§ **Given exercise**
Where a line of the listing below includes the word "Count", reproduce that line.
- - - - - - -
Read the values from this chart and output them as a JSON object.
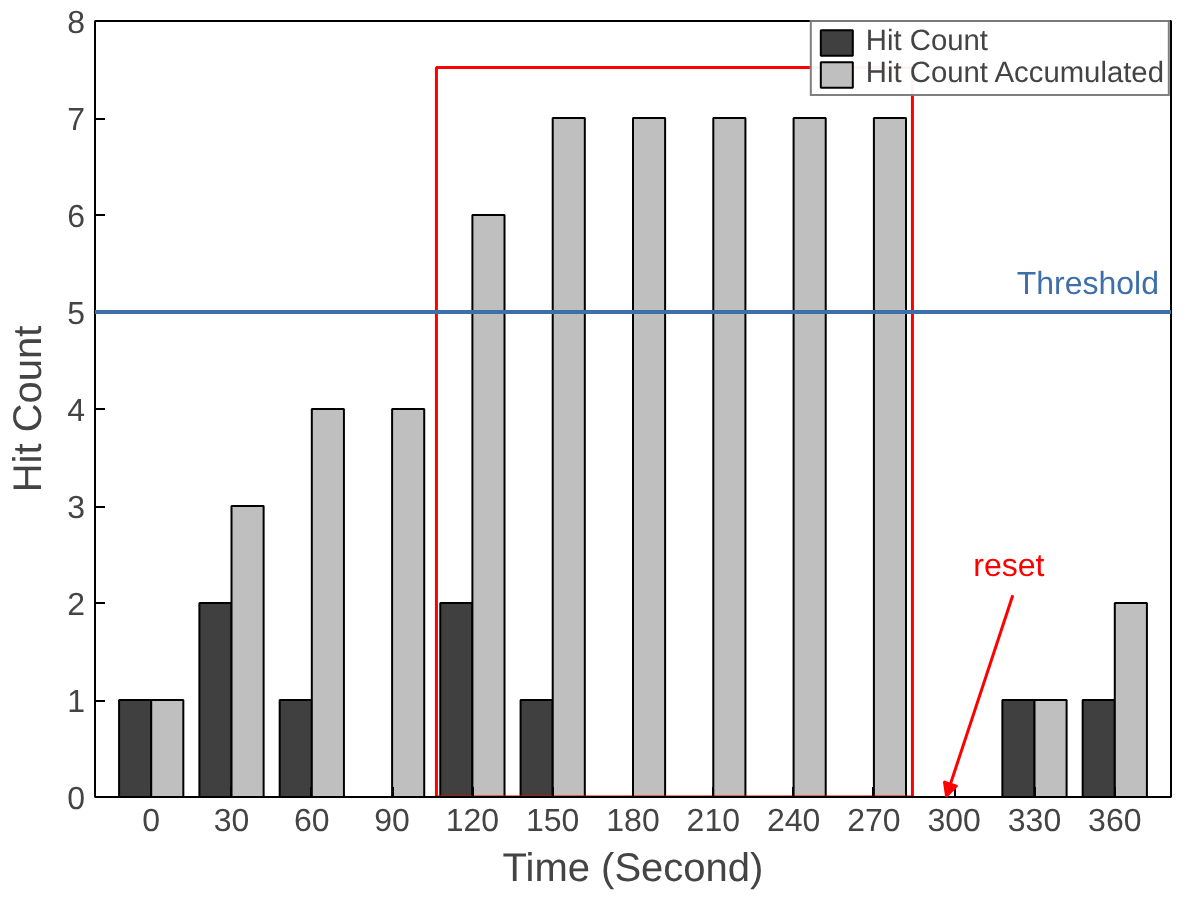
{
  "chart_data": {
    "type": "bar",
    "xlabel": "Time (Second)",
    "ylabel": "Hit Count",
    "categories": [
      "0",
      "30",
      "60",
      "90",
      "120",
      "150",
      "180",
      "210",
      "240",
      "270",
      "300",
      "330",
      "360"
    ],
    "series": [
      {
        "name": "Hit Count",
        "color": "#404040",
        "values": [
          1,
          2,
          1,
          null,
          2,
          1,
          null,
          null,
          null,
          null,
          null,
          1,
          1
        ]
      },
      {
        "name": "Hit Count Accumulated",
        "color": "#bfbfbf",
        "values": [
          1,
          3,
          4,
          4,
          6,
          7,
          7,
          7,
          7,
          7,
          null,
          1,
          2
        ]
      }
    ],
    "ylim": [
      0,
      8
    ],
    "yticks": [
      0,
      1,
      2,
      3,
      4,
      5,
      6,
      7,
      8
    ],
    "ref_lines": [
      {
        "axis": "y",
        "value": 5,
        "label": "Threshold",
        "color": "#3f6fa8"
      }
    ],
    "annotations": [
      "reset"
    ],
    "legend": "top right",
    "grid": false
  }
}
- - - - - - -
§ **Task answer**
    "ylabel": "Hit Count",
        "name": "Hit Count",
        "name": "Hit Count Accumulated",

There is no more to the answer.